> Work to do: Omit all pictures, then retype the data exactly as given.

----------------

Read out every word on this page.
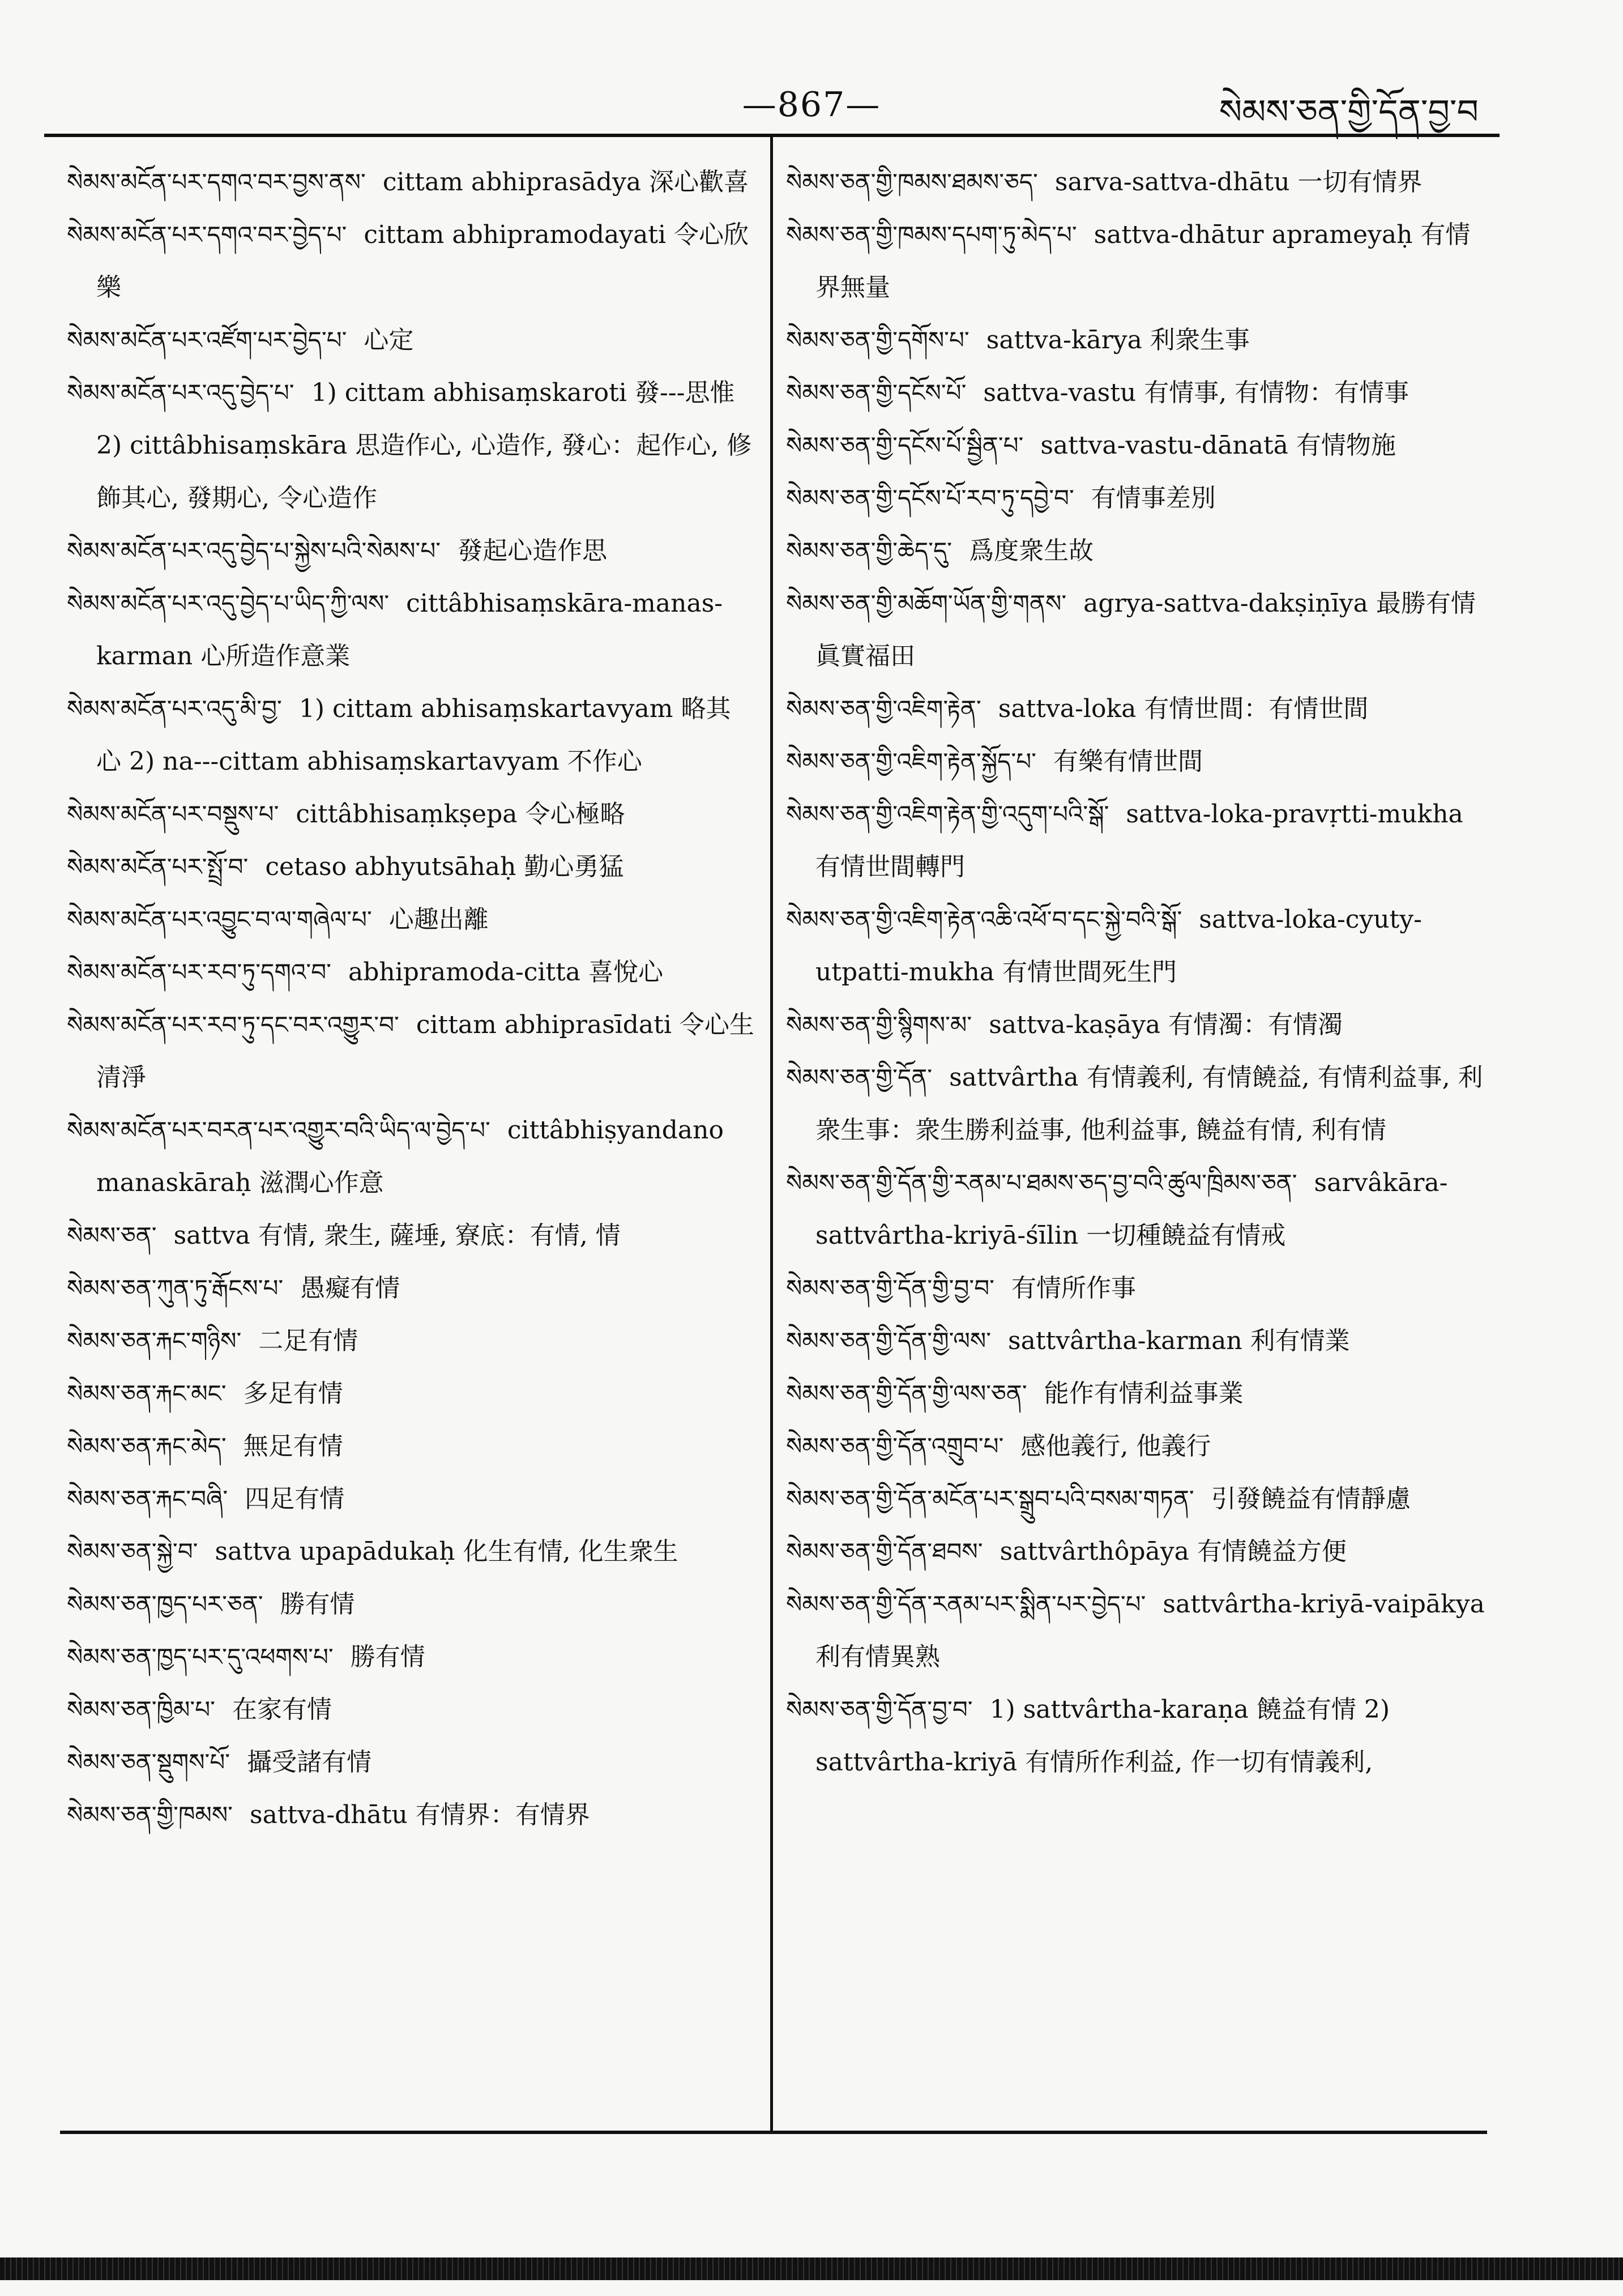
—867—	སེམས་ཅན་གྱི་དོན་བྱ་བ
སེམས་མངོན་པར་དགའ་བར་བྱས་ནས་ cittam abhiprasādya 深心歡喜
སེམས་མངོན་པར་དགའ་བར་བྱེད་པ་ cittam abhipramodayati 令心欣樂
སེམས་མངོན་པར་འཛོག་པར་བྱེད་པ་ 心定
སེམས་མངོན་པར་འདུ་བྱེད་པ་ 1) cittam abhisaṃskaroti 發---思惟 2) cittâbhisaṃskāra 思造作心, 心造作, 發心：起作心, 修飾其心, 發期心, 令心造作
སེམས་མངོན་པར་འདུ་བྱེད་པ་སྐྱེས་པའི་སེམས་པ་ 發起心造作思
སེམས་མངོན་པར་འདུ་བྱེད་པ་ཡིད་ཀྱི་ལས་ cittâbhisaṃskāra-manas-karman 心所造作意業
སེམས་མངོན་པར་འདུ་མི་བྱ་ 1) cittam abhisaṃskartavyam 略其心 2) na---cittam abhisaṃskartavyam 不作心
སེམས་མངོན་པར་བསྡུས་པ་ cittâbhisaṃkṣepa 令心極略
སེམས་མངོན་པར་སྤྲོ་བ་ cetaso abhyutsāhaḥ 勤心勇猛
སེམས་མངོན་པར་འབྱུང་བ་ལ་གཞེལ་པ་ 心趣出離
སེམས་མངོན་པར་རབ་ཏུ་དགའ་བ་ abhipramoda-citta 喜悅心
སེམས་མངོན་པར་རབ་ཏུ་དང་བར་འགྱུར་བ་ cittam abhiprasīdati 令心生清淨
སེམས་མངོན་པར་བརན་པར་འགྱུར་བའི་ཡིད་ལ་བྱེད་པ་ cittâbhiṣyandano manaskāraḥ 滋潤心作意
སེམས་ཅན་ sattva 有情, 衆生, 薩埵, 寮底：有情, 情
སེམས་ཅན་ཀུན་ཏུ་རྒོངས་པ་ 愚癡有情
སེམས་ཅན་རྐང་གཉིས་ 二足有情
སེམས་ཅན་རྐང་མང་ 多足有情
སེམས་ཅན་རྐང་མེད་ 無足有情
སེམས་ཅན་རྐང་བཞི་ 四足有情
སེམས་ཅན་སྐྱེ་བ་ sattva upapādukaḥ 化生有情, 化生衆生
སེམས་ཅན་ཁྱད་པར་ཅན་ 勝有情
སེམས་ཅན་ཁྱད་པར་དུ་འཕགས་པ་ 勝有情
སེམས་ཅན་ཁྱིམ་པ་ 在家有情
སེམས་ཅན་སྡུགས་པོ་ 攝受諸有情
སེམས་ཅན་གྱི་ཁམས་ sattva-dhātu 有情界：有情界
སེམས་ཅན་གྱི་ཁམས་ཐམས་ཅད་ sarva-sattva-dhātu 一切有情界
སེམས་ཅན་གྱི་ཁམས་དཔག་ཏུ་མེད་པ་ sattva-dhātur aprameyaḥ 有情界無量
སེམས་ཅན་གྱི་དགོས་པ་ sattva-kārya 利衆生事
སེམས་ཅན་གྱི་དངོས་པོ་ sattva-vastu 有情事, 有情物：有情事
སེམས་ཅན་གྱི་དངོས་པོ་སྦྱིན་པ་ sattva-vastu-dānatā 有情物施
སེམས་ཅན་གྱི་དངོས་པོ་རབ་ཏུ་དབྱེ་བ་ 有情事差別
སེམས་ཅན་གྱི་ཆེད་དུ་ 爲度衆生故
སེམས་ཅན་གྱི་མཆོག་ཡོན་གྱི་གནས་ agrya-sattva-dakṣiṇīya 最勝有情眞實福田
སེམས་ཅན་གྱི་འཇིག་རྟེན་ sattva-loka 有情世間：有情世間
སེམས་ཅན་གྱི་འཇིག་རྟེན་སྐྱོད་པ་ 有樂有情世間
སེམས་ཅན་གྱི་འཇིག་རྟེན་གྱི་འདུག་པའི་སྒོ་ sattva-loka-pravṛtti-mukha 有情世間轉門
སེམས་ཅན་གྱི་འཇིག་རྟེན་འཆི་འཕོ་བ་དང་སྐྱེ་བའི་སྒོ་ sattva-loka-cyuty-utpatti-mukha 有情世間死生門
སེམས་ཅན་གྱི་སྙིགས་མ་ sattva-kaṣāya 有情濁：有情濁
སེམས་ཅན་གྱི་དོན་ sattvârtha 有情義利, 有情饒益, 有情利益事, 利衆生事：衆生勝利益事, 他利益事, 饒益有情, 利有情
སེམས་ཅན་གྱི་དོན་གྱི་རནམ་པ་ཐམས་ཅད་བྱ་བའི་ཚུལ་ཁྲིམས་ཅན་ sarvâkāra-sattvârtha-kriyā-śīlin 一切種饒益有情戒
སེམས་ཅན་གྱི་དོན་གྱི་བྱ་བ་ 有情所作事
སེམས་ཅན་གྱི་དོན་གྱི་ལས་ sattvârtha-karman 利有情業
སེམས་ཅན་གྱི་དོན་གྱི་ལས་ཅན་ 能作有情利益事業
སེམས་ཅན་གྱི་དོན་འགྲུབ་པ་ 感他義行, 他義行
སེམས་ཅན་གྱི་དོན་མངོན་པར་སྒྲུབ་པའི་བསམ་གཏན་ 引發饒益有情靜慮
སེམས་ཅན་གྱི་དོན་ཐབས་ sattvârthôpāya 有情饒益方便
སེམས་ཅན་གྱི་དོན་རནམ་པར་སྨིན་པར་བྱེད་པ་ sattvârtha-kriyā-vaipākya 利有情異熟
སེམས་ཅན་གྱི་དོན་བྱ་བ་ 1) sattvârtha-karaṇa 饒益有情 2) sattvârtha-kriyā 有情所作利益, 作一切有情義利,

----------------

> Result below:
Read out every word on this page.
—867—	སེམས་ཅན་གྱི་དོན་བྱ་བ
སེམས་མངོན་པར་དགའ་བར་བྱས་ནས་ cittam abhiprasādya 深心歡喜
སེམས་མངོན་པར་དགའ་བར་བྱེད་པ་ cittam abhipramodayati 令心欣樂
སེམས་མངོན་པར་འཛོག་པར་བྱེད་པ་ 心定
སེམས་མངོན་པར་འདུ་བྱེད་པ་ 1) cittam abhisaṃskaroti 發---思惟 2) cittâbhisaṃskāra 思造作心, 心造作, 發心：起作心, 修飾其心, 發期心, 令心造作
སེམས་མངོན་པར་འདུ་བྱེད་པ་སྐྱེས་པའི་སེམས་པ་ 發起心造作思
སེམས་མངོན་པར་འདུ་བྱེད་པ་ཡིད་ཀྱི་ལས་ cittâbhisaṃskāra-manas-karman 心所造作意業
སེམས་མངོན་པར་འདུ་མི་བྱ་ 1) cittam abhisaṃskartavyam 略其心 2) na---cittam abhisaṃskartavyam 不作心
སེམས་མངོན་པར་བསྡུས་པ་ cittâbhisaṃkṣepa 令心極略
སེམས་མངོན་པར་སྤྲོ་བ་ cetaso abhyutsāhaḥ 勤心勇猛
སེམས་མངོན་པར་འབྱུང་བ་ལ་གཞེལ་པ་ 心趣出離
སེམས་མངོན་པར་རབ་ཏུ་དགའ་བ་ abhipramoda-citta 喜悅心
སེམས་མངོན་པར་རབ་ཏུ་དང་བར་འགྱུར་བ་ cittam abhiprasīdati 令心生清淨
སེམས་མངོན་པར་བརན་པར་འགྱུར་བའི་ཡིད་ལ་བྱེད་པ་ cittâbhiṣyandano manaskāraḥ 滋潤心作意
སེམས་ཅན་ sattva 有情, 衆生, 薩埵, 寮底：有情, 情
སེམས་ཅན་ཀུན་ཏུ་རྒོངས་པ་ 愚癡有情
སེམས་ཅན་རྐང་གཉིས་ 二足有情
སེམས་ཅན་རྐང་མང་ 多足有情
སེམས་ཅན་རྐང་མེད་ 無足有情
སེམས་ཅན་རྐང་བཞི་ 四足有情
སེམས་ཅན་སྐྱེ་བ་ sattva upapādukaḥ 化生有情, 化生衆生
སེམས་ཅན་ཁྱད་པར་ཅན་ 勝有情
སེམས་ཅན་ཁྱད་པར་དུ་འཕགས་པ་ 勝有情
སེམས་ཅན་ཁྱིམ་པ་ 在家有情
སེམས་ཅན་སྡུགས་པོ་ 攝受諸有情
སེམས་ཅན་གྱི་ཁམས་ sattva-dhātu 有情界：有情界
སེམས་ཅན་གྱི་ཁམས་ཐམས་ཅད་ sarva-sattva-dhātu 一切有情界
སེམས་ཅན་གྱི་ཁམས་དཔག་ཏུ་མེད་པ་ sattva-dhātur aprameyaḥ 有情界無量
སེམས་ཅན་གྱི་དགོས་པ་ sattva-kārya 利衆生事
སེམས་ཅན་གྱི་དངོས་པོ་ sattva-vastu 有情事, 有情物：有情事
སེམས་ཅན་གྱི་དངོས་པོ་སྦྱིན་པ་ sattva-vastu-dānatā 有情物施
སེམས་ཅན་གྱི་དངོས་པོ་རབ་ཏུ་དབྱེ་བ་ 有情事差別
སེམས་ཅན་གྱི་ཆེད་དུ་ 爲度衆生故
སེམས་ཅན་གྱི་མཆོག་ཡོན་གྱི་གནས་ agrya-sattva-dakṣiṇīya 最勝有情眞實福田
སེམས་ཅན་གྱི་འཇིག་རྟེན་ sattva-loka 有情世間：有情世間
སེམས་ཅན་གྱི་འཇིག་རྟེན་སྐྱོད་པ་ 有樂有情世間
སེམས་ཅན་གྱི་འཇིག་རྟེན་གྱི་འདུག་པའི་སྒོ་ sattva-loka-pravṛtti-mukha 有情世間轉門
སེམས་ཅན་གྱི་འཇིག་རྟེན་འཆི་འཕོ་བ་དང་སྐྱེ་བའི་སྒོ་ sattva-loka-cyuty-utpatti-mukha 有情世間死生門
སེམས་ཅན་གྱི་སྙིགས་མ་ sattva-kaṣāya 有情濁：有情濁
སེམས་ཅན་གྱི་དོན་ sattvârtha 有情義利, 有情饒益, 有情利益事, 利衆生事：衆生勝利益事, 他利益事, 饒益有情, 利有情
སེམས་ཅན་གྱི་དོན་གྱི་རནམ་པ་ཐམས་ཅད་བྱ་བའི་ཚུལ་ཁྲིམས་ཅན་ sarvâkāra-sattvârtha-kriyā-śīlin 一切種饒益有情戒
སེམས་ཅན་གྱི་དོན་གྱི་བྱ་བ་ 有情所作事
སེམས་ཅན་གྱི་དོན་གྱི་ལས་ sattvârtha-karman 利有情業
སེམས་ཅན་གྱི་དོན་གྱི་ལས་ཅན་ 能作有情利益事業
སེམས་ཅན་གྱི་དོན་འགྲུབ་པ་ 感他義行, 他義行
སེམས་ཅན་གྱི་དོན་མངོན་པར་སྒྲུབ་པའི་བསམ་གཏན་ 引發饒益有情靜慮
སེམས་ཅན་གྱི་དོན་ཐབས་ sattvârthôpāya 有情饒益方便
སེམས་ཅན་གྱི་དོན་རནམ་པར་སྨིན་པར་བྱེད་པ་ sattvârtha-kriyā-vaipākya 利有情異熟
སེམས་ཅན་གྱི་དོན་བྱ་བ་ 1) sattvârtha-karaṇa 饒益有情 2) sattvârtha-kriyā 有情所作利益, 作一切有情義利,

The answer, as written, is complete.